* _YOUR GOAL_:
Return the listing below exactly, with the pictures dropped.

* _DATA FOR THE TASK_:
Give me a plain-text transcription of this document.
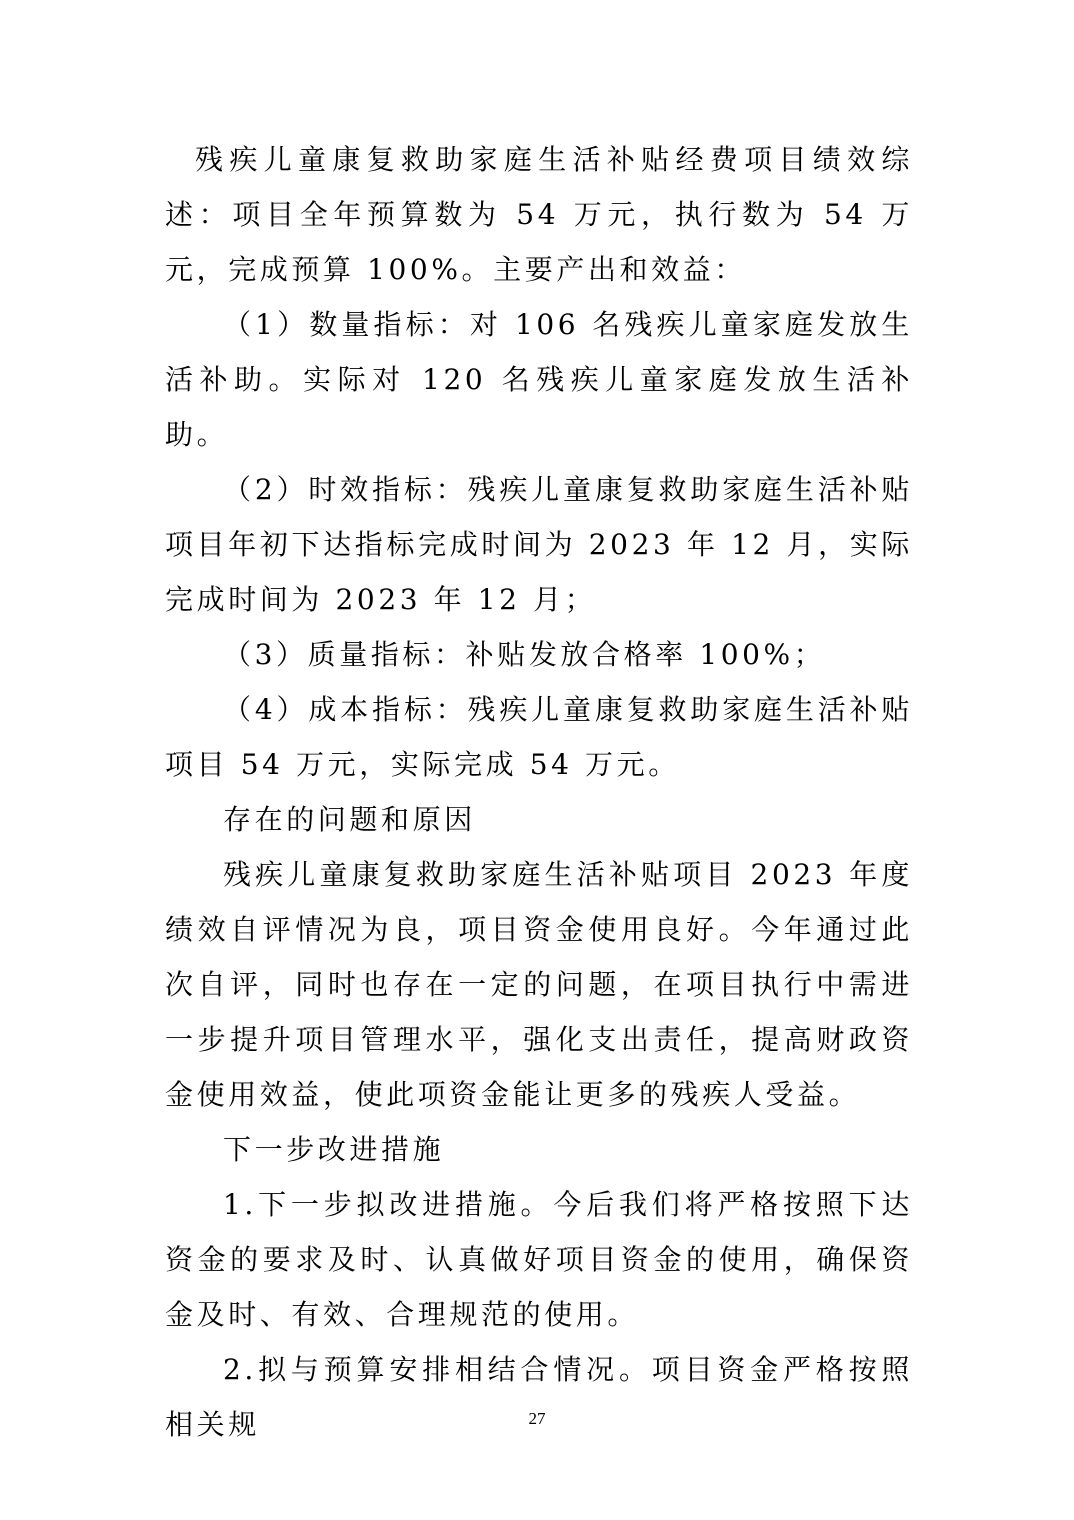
残疾儿童康复救助家庭生活补贴经费项目绩效综述：项目全年预算数为 54 万元，执行数为 54 万元，完成预算 100%。主要产出和效益：

（1）数量指标：对 106 名残疾儿童家庭发放生活补助。实际对 120 名残疾儿童家庭发放生活补助。

（2）时效指标：残疾儿童康复救助家庭生活补贴项目年初下达指标完成时间为 2023 年 12 月，实际完成时间为 2023 年 12 月；

（3）质量指标：补贴发放合格率 100%；

（4）成本指标：残疾儿童康复救助家庭生活补贴项目 54 万元，实际完成 54 万元。

存在的问题和原因

残疾儿童康复救助家庭生活补贴项目 2023 年度绩效自评情况为良，项目资金使用良好。今年通过此次自评，同时也存在一定的问题，在项目执行中需进一步提升项目管理水平，强化支出责任，提高财政资金使用效益，使此项资金能让更多的残疾人受益。

下一步改进措施

1.下一步拟改进措施。今后我们将严格按照下达资金的要求及时、认真做好项目资金的使用，确保资金及时、有效、合理规范的使用。

2.拟与预算安排相结合情况。项目资金严格按照相关规	27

* _WRITTEN REPLY_:
Give me a plain-text transcription of this document.
残疾儿童康复救助家庭生活补贴经费项目绩效综述：项目全年预算数为 54 万元，执行数为 54 万元，完成预算 100%。主要产出和效益：

（1）数量指标：对 106 名残疾儿童家庭发放生活补助。实际对 120 名残疾儿童家庭发放生活补助。

（2）时效指标：残疾儿童康复救助家庭生活补贴项目年初下达指标完成时间为 2023 年 12 月，实际完成时间为 2023 年 12 月；

（3）质量指标：补贴发放合格率 100%；

（4）成本指标：残疾儿童康复救助家庭生活补贴项目 54 万元，实际完成 54 万元。

存在的问题和原因

残疾儿童康复救助家庭生活补贴项目 2023 年度绩效自评情况为良，项目资金使用良好。今年通过此次自评，同时也存在一定的问题，在项目执行中需进一步提升项目管理水平，强化支出责任，提高财政资金使用效益，使此项资金能让更多的残疾人受益。

下一步改进措施

1.下一步拟改进措施。今后我们将严格按照下达资金的要求及时、认真做好项目资金的使用，确保资金及时、有效、合理规范的使用。

2.拟与预算安排相结合情况。项目资金严格按照相关规	27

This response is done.